## start MATERIAL FOR THE TASK
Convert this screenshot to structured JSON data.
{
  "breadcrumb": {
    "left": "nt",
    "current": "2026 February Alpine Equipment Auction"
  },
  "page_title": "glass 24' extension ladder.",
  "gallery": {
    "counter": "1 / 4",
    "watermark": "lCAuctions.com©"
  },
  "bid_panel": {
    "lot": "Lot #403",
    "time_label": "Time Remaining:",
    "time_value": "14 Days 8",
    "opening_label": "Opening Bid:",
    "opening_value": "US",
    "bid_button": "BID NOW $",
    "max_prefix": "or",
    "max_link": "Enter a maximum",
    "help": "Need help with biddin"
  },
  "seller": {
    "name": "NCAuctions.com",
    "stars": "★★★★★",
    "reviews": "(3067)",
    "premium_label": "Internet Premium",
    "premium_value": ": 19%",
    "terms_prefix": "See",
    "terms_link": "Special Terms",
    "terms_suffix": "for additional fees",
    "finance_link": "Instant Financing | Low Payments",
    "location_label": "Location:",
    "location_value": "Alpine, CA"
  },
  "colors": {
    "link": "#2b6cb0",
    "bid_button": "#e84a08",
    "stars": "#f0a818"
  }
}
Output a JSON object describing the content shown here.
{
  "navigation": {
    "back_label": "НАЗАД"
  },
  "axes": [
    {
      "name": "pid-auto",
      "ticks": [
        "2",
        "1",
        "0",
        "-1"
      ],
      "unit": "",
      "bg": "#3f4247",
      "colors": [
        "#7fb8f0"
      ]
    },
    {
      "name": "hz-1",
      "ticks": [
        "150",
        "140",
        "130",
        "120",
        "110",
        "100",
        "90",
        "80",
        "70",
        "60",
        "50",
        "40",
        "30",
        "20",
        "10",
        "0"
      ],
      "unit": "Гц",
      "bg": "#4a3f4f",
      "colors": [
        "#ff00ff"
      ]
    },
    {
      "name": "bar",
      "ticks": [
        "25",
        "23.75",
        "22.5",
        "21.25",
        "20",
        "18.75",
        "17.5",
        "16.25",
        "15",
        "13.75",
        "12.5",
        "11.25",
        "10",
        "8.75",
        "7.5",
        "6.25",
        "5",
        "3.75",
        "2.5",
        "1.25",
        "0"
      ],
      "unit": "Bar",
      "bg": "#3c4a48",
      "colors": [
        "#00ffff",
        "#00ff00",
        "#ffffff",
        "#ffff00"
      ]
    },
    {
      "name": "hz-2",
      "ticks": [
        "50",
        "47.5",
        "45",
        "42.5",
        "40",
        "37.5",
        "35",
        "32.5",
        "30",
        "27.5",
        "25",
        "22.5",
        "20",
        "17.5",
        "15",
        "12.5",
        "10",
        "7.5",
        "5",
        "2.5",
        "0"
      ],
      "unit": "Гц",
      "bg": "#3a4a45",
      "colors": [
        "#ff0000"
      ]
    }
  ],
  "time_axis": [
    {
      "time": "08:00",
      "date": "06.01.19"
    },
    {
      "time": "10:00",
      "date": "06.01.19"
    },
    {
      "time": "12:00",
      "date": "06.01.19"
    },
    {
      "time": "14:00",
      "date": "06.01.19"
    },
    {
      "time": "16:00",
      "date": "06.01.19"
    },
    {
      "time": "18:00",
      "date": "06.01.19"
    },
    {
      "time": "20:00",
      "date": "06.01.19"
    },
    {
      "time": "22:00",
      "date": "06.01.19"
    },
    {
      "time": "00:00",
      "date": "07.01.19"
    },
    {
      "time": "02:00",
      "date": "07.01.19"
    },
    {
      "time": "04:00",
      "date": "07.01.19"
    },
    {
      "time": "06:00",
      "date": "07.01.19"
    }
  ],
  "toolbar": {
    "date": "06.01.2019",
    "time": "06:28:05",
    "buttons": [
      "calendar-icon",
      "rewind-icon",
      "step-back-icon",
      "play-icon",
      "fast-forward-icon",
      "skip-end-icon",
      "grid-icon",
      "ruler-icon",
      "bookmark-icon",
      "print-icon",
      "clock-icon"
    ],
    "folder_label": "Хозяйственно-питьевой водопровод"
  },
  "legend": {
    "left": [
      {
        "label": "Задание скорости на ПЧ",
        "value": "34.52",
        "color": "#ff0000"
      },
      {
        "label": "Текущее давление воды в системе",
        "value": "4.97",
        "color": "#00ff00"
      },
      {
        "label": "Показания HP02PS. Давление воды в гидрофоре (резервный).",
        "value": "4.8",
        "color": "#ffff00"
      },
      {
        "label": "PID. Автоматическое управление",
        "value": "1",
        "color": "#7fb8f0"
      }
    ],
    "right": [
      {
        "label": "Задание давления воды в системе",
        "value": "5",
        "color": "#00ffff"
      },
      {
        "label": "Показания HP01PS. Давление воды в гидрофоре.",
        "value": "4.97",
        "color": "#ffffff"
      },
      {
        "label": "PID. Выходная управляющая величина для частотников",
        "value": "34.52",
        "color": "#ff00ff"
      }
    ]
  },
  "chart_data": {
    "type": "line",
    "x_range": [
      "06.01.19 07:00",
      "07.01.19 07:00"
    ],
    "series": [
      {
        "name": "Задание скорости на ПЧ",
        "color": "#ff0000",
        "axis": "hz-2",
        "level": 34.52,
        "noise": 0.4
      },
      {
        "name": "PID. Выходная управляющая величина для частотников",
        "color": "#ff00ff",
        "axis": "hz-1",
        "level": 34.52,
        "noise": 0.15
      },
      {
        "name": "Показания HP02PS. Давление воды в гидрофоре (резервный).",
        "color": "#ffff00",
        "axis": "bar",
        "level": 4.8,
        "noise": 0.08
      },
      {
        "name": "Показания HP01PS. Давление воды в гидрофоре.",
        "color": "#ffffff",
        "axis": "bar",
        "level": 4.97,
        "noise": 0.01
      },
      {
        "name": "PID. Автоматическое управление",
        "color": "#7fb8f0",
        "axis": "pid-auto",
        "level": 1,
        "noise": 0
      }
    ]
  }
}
## end MATERIAL FOR THE TASK
__EXERCISE TASK__:
Copy out all of the records above with nothing altered.

__ANSWER TO THE EXERCISE__:
Convert this screenshot to structured JSON data.
{
  "breadcrumb": {
    "left": "nt",
    "current": "2026 February Alpine Equipment Auction"
  },
  "page_title": "glass 24' extension ladder.",
  "gallery": {
    "counter": "1 / 4",
    "watermark": "lCAuctions.com©"
  },
  "bid_panel": {
    "lot": "Lot #403",
    "time_label": "Time Remaining:",
    "time_value": "14 Days 8",
    "opening_label": "Opening Bid:",
    "opening_value": "US",
    "bid_button": "BID NOW $",
    "max_prefix": "or",
    "max_link": "Enter a maximum",
    "help": "Need help with biddin"
  },
  "seller": {
    "name": "NCAuctions.com",
    "stars": "★★★★★",
    "reviews": "(3067)",
    "premium_label": "Internet Premium",
    "premium_value": ": 19%",
    "terms_prefix": "See",
    "terms_link": "Special Terms",
    "terms_suffix": "for additional fees",
    "finance_link": "Instant Financing | Low Payments",
    "location_label": "Location:",
    "location_value": "Alpine, CA"
  },
  "colors": {
    "link": "#2b6cb0",
    "bid_button": "#e84a08",
    "stars": "#f0a818"
  }
}
Output a JSON object describing the content shown here.
{
  "navigation": {
    "back_label": "НАЗАД"
  },
  "axes": [
    {
      "name": "pid-auto",
      "ticks": [
        "2",
        "1",
        "0",
        "-1"
      ],
      "unit": "",
      "bg": "#3f4247",
      "colors": [
        "#7fb8f0"
      ]
    },
    {
      "name": "hz-1",
      "ticks": [
        "150",
        "140",
        "130",
        "120",
        "110",
        "100",
        "90",
        "80",
        "70",
        "60",
        "50",
        "40",
        "30",
        "20",
        "10",
        "0"
      ],
      "unit": "Гц",
      "bg": "#4a3f4f",
      "colors": [
        "#ff00ff"
      ]
    },
    {
      "name": "bar",
      "ticks": [
        "25",
        "23.75",
        "22.5",
        "21.25",
        "20",
        "18.75",
        "17.5",
        "16.25",
        "15",
        "13.75",
        "12.5",
        "11.25",
        "10",
        "8.75",
        "7.5",
        "6.25",
        "5",
        "3.75",
        "2.5",
        "1.25",
        "0"
      ],
      "unit": "Bar",
      "bg": "#3c4a48",
      "colors": [
        "#00ffff",
        "#00ff00",
        "#ffffff",
        "#ffff00"
      ]
    },
    {
      "name": "hz-2",
      "ticks": [
        "50",
        "47.5",
        "45",
        "42.5",
        "40",
        "37.5",
        "35",
        "32.5",
        "30",
        "27.5",
        "25",
        "22.5",
        "20",
        "17.5",
        "15",
        "12.5",
        "10",
        "7.5",
        "5",
        "2.5",
        "0"
      ],
      "unit": "Гц",
      "bg": "#3a4a45",
      "colors": [
        "#ff0000"
      ]
    }
  ],
  "time_axis": [
    {
      "time": "08:00",
      "date": "06.01.19"
    },
    {
      "time": "10:00",
      "date": "06.01.19"
    },
    {
      "time": "12:00",
      "date": "06.01.19"
    },
    {
      "time": "14:00",
      "date": "06.01.19"
    },
    {
      "time": "16:00",
      "date": "06.01.19"
    },
    {
      "time": "18:00",
      "date": "06.01.19"
    },
    {
      "time": "20:00",
      "date": "06.01.19"
    },
    {
      "time": "22:00",
      "date": "06.01.19"
    },
    {
      "time": "00:00",
      "date": "07.01.19"
    },
    {
      "time": "02:00",
      "date": "07.01.19"
    },
    {
      "time": "04:00",
      "date": "07.01.19"
    },
    {
      "time": "06:00",
      "date": "07.01.19"
    }
  ],
  "toolbar": {
    "date": "06.01.2019",
    "time": "06:28:05",
    "buttons": [
      "calendar-icon",
      "rewind-icon",
      "step-back-icon",
      "play-icon",
      "fast-forward-icon",
      "skip-end-icon",
      "grid-icon",
      "ruler-icon",
      "bookmark-icon",
      "print-icon",
      "clock-icon"
    ],
    "folder_label": "Хозяйственно-питьевой водопровод"
  },
  "legend": {
    "left": [
      {
        "label": "Задание скорости на ПЧ",
        "value": "34.52",
        "color": "#ff0000"
      },
      {
        "label": "Текущее давление воды в системе",
        "value": "4.97",
        "color": "#00ff00"
      },
      {
        "label": "Показания HP02PS. Давление воды в гидрофоре (резервный).",
        "value": "4.8",
        "color": "#ffff00"
      },
      {
        "label": "PID. Автоматическое управление",
        "value": "1",
        "color": "#7fb8f0"
      }
    ],
    "right": [
      {
        "label": "Задание давления воды в системе",
        "value": "5",
        "color": "#00ffff"
      },
      {
        "label": "Показания HP01PS. Давление воды в гидрофоре.",
        "value": "4.97",
        "color": "#ffffff"
      },
      {
        "label": "PID. Выходная управляющая величина для частотников",
        "value": "34.52",
        "color": "#ff00ff"
      }
    ]
  },
  "chart_data": {
    "type": "line",
    "x_range": [
      "06.01.19 07:00",
      "07.01.19 07:00"
    ],
    "series": [
      {
        "name": "Задание скорости на ПЧ",
        "color": "#ff0000",
        "axis": "hz-2",
        "level": 34.52,
        "noise": 0.4
      },
      {
        "name": "PID. Выходная управляющая величина для частотников",
        "color": "#ff00ff",
        "axis": "hz-1",
        "level": 34.52,
        "noise": 0.15
      },
      {
        "name": "Показания HP02PS. Давление воды в гидрофоре (резервный).",
        "color": "#ffff00",
        "axis": "bar",
        "level": 4.8,
        "noise": 0.08
      },
      {
        "name": "Показания HP01PS. Давление воды в гидрофоре.",
        "color": "#ffffff",
        "axis": "bar",
        "level": 4.97,
        "noise": 0.01
      },
      {
        "name": "PID. Автоматическое управление",
        "color": "#7fb8f0",
        "axis": "pid-auto",
        "level": 1,
        "noise": 0
      }
    ]
  }
}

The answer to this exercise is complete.